### WORK REQUIRED
Extract each line of the data and write it out again exactly.
## Start
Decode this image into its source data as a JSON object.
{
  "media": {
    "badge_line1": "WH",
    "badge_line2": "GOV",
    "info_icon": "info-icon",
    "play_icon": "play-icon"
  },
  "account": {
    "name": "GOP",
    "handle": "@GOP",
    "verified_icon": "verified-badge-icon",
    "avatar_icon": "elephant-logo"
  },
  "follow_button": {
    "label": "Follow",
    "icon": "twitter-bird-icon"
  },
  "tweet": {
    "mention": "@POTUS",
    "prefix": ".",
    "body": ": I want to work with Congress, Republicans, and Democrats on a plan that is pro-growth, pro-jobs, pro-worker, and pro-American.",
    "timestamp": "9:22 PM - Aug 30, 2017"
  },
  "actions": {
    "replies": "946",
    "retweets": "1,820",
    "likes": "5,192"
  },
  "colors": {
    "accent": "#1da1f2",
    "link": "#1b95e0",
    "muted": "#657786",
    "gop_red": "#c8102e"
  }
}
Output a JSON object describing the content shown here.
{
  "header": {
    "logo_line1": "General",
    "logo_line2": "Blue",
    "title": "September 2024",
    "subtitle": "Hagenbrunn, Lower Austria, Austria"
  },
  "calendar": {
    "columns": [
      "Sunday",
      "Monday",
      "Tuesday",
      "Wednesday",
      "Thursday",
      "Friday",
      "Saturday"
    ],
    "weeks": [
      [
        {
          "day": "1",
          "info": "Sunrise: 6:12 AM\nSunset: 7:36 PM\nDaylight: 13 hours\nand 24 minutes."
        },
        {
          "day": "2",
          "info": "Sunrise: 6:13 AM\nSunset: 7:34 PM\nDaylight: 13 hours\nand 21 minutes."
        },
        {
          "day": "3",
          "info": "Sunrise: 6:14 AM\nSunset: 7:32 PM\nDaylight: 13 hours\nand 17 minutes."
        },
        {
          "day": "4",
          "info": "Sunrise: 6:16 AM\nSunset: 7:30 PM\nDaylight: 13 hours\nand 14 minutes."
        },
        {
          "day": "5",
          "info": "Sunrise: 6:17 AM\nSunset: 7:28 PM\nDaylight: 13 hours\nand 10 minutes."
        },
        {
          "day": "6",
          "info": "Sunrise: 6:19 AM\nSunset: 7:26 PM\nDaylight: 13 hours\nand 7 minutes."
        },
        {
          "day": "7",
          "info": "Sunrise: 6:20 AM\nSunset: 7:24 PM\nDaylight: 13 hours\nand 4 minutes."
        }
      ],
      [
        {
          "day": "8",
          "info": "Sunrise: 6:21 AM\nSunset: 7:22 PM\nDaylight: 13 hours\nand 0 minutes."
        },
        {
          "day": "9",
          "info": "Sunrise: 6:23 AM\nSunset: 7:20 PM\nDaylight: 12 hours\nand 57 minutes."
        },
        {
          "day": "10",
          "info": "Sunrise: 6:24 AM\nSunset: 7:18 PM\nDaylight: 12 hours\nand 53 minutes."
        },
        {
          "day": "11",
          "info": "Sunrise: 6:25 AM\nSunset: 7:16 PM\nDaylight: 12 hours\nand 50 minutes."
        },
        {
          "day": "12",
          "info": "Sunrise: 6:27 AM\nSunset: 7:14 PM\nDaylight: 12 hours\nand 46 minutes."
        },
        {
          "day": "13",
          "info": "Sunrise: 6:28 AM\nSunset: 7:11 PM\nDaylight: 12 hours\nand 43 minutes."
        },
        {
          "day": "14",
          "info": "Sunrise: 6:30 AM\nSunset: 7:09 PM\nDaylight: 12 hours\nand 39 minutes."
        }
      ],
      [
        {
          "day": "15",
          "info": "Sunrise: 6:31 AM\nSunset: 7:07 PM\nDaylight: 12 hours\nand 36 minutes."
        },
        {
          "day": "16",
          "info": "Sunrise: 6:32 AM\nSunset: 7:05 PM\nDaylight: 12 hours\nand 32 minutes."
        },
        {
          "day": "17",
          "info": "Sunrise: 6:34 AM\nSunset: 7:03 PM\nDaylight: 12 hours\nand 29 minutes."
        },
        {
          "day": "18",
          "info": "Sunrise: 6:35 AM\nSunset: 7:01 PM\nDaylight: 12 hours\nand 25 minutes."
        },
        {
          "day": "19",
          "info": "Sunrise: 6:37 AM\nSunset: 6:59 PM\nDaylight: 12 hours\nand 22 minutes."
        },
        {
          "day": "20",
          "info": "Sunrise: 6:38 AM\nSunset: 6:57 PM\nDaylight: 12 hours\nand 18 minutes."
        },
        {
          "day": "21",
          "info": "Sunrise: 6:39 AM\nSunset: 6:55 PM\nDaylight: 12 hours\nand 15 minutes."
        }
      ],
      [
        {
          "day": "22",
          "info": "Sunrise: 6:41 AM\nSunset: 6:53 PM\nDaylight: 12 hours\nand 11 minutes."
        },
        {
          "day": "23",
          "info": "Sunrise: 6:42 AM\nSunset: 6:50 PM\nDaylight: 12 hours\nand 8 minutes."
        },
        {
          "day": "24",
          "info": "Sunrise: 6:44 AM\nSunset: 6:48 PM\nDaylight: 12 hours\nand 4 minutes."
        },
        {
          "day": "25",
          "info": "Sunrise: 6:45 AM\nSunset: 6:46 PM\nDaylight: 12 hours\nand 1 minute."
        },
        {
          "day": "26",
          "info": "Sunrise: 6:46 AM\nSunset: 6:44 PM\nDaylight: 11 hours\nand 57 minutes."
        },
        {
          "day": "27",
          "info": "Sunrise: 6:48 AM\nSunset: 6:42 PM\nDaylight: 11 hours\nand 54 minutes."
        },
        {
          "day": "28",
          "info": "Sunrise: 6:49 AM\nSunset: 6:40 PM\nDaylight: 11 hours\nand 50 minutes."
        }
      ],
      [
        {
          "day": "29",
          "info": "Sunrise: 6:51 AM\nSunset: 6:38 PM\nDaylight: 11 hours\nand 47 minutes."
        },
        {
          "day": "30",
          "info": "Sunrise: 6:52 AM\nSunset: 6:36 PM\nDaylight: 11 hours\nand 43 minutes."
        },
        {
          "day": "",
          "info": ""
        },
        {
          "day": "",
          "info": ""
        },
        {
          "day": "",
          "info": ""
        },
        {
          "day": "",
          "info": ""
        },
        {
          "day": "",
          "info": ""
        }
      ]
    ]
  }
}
## End
### EXERCISE RESPONSE
Decode this image into its source data as a JSON object.
{
  "media": {
    "badge_line1": "WH",
    "badge_line2": "GOV",
    "info_icon": "info-icon",
    "play_icon": "play-icon"
  },
  "account": {
    "name": "GOP",
    "handle": "@GOP",
    "verified_icon": "verified-badge-icon",
    "avatar_icon": "elephant-logo"
  },
  "follow_button": {
    "label": "Follow",
    "icon": "twitter-bird-icon"
  },
  "tweet": {
    "mention": "@POTUS",
    "prefix": ".",
    "body": ": I want to work with Congress, Republicans, and Democrats on a plan that is pro-growth, pro-jobs, pro-worker, and pro-American.",
    "timestamp": "9:22 PM - Aug 30, 2017"
  },
  "actions": {
    "replies": "946",
    "retweets": "1,820",
    "likes": "5,192"
  },
  "colors": {
    "accent": "#1da1f2",
    "link": "#1b95e0",
    "muted": "#657786",
    "gop_red": "#c8102e"
  }
}
Output a JSON object describing the content shown here.
{
  "header": {
    "logo_line1": "General",
    "logo_line2": "Blue",
    "title": "September 2024",
    "subtitle": "Hagenbrunn, Lower Austria, Austria"
  },
  "calendar": {
    "columns": [
      "Sunday",
      "Monday",
      "Tuesday",
      "Wednesday",
      "Thursday",
      "Friday",
      "Saturday"
    ],
    "weeks": [
      [
        {
          "day": "1",
          "info": "Sunrise: 6:12 AM\nSunset: 7:36 PM\nDaylight: 13 hours\nand 24 minutes."
        },
        {
          "day": "2",
          "info": "Sunrise: 6:13 AM\nSunset: 7:34 PM\nDaylight: 13 hours\nand 21 minutes."
        },
        {
          "day": "3",
          "info": "Sunrise: 6:14 AM\nSunset: 7:32 PM\nDaylight: 13 hours\nand 17 minutes."
        },
        {
          "day": "4",
          "info": "Sunrise: 6:16 AM\nSunset: 7:30 PM\nDaylight: 13 hours\nand 14 minutes."
        },
        {
          "day": "5",
          "info": "Sunrise: 6:17 AM\nSunset: 7:28 PM\nDaylight: 13 hours\nand 10 minutes."
        },
        {
          "day": "6",
          "info": "Sunrise: 6:19 AM\nSunset: 7:26 PM\nDaylight: 13 hours\nand 7 minutes."
        },
        {
          "day": "7",
          "info": "Sunrise: 6:20 AM\nSunset: 7:24 PM\nDaylight: 13 hours\nand 4 minutes."
        }
      ],
      [
        {
          "day": "8",
          "info": "Sunrise: 6:21 AM\nSunset: 7:22 PM\nDaylight: 13 hours\nand 0 minutes."
        },
        {
          "day": "9",
          "info": "Sunrise: 6:23 AM\nSunset: 7:20 PM\nDaylight: 12 hours\nand 57 minutes."
        },
        {
          "day": "10",
          "info": "Sunrise: 6:24 AM\nSunset: 7:18 PM\nDaylight: 12 hours\nand 53 minutes."
        },
        {
          "day": "11",
          "info": "Sunrise: 6:25 AM\nSunset: 7:16 PM\nDaylight: 12 hours\nand 50 minutes."
        },
        {
          "day": "12",
          "info": "Sunrise: 6:27 AM\nSunset: 7:14 PM\nDaylight: 12 hours\nand 46 minutes."
        },
        {
          "day": "13",
          "info": "Sunrise: 6:28 AM\nSunset: 7:11 PM\nDaylight: 12 hours\nand 43 minutes."
        },
        {
          "day": "14",
          "info": "Sunrise: 6:30 AM\nSunset: 7:09 PM\nDaylight: 12 hours\nand 39 minutes."
        }
      ],
      [
        {
          "day": "15",
          "info": "Sunrise: 6:31 AM\nSunset: 7:07 PM\nDaylight: 12 hours\nand 36 minutes."
        },
        {
          "day": "16",
          "info": "Sunrise: 6:32 AM\nSunset: 7:05 PM\nDaylight: 12 hours\nand 32 minutes."
        },
        {
          "day": "17",
          "info": "Sunrise: 6:34 AM\nSunset: 7:03 PM\nDaylight: 12 hours\nand 29 minutes."
        },
        {
          "day": "18",
          "info": "Sunrise: 6:35 AM\nSunset: 7:01 PM\nDaylight: 12 hours\nand 25 minutes."
        },
        {
          "day": "19",
          "info": "Sunrise: 6:37 AM\nSunset: 6:59 PM\nDaylight: 12 hours\nand 22 minutes."
        },
        {
          "day": "20",
          "info": "Sunrise: 6:38 AM\nSunset: 6:57 PM\nDaylight: 12 hours\nand 18 minutes."
        },
        {
          "day": "21",
          "info": "Sunrise: 6:39 AM\nSunset: 6:55 PM\nDaylight: 12 hours\nand 15 minutes."
        }
      ],
      [
        {
          "day": "22",
          "info": "Sunrise: 6:41 AM\nSunset: 6:53 PM\nDaylight: 12 hours\nand 11 minutes."
        },
        {
          "day": "23",
          "info": "Sunrise: 6:42 AM\nSunset: 6:50 PM\nDaylight: 12 hours\nand 8 minutes."
        },
        {
          "day": "24",
          "info": "Sunrise: 6:44 AM\nSunset: 6:48 PM\nDaylight: 12 hours\nand 4 minutes."
        },
        {
          "day": "25",
          "info": "Sunrise: 6:45 AM\nSunset: 6:46 PM\nDaylight: 12 hours\nand 1 minute."
        },
        {
          "day": "26",
          "info": "Sunrise: 6:46 AM\nSunset: 6:44 PM\nDaylight: 11 hours\nand 57 minutes."
        },
        {
          "day": "27",
          "info": "Sunrise: 6:48 AM\nSunset: 6:42 PM\nDaylight: 11 hours\nand 54 minutes."
        },
        {
          "day": "28",
          "info": "Sunrise: 6:49 AM\nSunset: 6:40 PM\nDaylight: 11 hours\nand 50 minutes."
        }
      ],
      [
        {
          "day": "29",
          "info": "Sunrise: 6:51 AM\nSunset: 6:38 PM\nDaylight: 11 hours\nand 47 minutes."
        },
        {
          "day": "30",
          "info": "Sunrise: 6:52 AM\nSunset: 6:36 PM\nDaylight: 11 hours\nand 43 minutes."
        },
        {
          "day": "",
          "info": ""
        },
        {
          "day": "",
          "info": ""
        },
        {
          "day": "",
          "info": ""
        },
        {
          "day": "",
          "info": ""
        },
        {
          "day": "",
          "info": ""
        }
      ]
    ]
  }
}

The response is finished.